▶ _What is being asked_
Copy out every line in the entries below that includes "Отправить".

▶ _Supplied data_

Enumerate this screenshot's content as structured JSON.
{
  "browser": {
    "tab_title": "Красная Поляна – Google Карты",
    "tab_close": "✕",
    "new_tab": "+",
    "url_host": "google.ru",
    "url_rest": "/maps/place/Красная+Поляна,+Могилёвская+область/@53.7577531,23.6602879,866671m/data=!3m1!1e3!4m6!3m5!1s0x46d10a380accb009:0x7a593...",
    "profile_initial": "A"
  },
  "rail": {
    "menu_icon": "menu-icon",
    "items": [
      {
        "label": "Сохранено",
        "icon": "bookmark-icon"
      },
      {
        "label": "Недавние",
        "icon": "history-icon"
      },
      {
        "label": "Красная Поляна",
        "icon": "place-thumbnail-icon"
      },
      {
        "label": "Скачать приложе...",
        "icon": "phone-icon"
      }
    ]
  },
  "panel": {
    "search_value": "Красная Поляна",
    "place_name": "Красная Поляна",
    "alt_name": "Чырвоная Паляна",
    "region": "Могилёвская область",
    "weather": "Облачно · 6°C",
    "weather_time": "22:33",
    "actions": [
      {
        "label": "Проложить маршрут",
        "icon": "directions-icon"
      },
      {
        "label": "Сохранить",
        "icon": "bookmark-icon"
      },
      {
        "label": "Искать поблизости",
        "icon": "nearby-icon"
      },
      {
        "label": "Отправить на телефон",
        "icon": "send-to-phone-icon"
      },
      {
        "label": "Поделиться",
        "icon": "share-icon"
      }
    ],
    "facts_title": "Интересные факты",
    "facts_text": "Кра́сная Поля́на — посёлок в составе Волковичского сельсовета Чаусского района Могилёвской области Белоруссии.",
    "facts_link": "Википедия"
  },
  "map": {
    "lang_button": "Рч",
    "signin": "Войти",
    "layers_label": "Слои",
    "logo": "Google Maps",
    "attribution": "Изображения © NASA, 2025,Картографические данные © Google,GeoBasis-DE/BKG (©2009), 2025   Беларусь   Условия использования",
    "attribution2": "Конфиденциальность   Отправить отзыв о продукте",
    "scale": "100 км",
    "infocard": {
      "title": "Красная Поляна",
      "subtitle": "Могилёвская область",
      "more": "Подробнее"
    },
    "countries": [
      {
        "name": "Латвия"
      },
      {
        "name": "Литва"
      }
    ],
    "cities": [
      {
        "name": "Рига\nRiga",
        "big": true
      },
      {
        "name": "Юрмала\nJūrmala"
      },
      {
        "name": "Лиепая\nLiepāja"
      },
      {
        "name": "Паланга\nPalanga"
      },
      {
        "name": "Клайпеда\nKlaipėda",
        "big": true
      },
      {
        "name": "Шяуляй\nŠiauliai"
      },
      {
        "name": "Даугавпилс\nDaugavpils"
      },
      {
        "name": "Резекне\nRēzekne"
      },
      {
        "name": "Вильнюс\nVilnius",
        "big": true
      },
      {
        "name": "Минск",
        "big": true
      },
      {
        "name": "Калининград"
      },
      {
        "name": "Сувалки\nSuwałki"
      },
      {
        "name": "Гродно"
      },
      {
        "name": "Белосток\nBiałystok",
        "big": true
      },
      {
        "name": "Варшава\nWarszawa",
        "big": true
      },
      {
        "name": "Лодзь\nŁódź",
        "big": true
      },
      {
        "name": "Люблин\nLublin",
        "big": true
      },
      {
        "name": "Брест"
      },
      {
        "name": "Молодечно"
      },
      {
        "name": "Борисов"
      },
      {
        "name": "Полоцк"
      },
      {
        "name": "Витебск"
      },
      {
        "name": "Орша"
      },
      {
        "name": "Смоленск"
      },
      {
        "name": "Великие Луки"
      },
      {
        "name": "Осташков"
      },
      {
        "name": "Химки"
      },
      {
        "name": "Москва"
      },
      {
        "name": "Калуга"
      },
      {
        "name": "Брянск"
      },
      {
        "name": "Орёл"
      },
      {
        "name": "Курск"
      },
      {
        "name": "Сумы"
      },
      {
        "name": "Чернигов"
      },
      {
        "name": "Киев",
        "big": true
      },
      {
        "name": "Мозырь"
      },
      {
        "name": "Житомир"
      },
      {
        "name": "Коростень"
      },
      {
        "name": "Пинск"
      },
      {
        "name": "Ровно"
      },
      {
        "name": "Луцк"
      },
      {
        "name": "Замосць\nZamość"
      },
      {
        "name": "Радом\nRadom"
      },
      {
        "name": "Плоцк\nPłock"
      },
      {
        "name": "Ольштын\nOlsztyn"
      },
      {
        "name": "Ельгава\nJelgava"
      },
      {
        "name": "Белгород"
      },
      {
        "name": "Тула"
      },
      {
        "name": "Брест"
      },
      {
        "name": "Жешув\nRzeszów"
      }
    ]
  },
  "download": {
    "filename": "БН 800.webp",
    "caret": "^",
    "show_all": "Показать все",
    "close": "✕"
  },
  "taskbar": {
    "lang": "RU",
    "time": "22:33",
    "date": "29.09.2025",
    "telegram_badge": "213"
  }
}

▶ _Exercise response_
        "label": "Отправить на телефон",
    "attribution2": "Конфиденциальность   Отправить отзыв о продукте",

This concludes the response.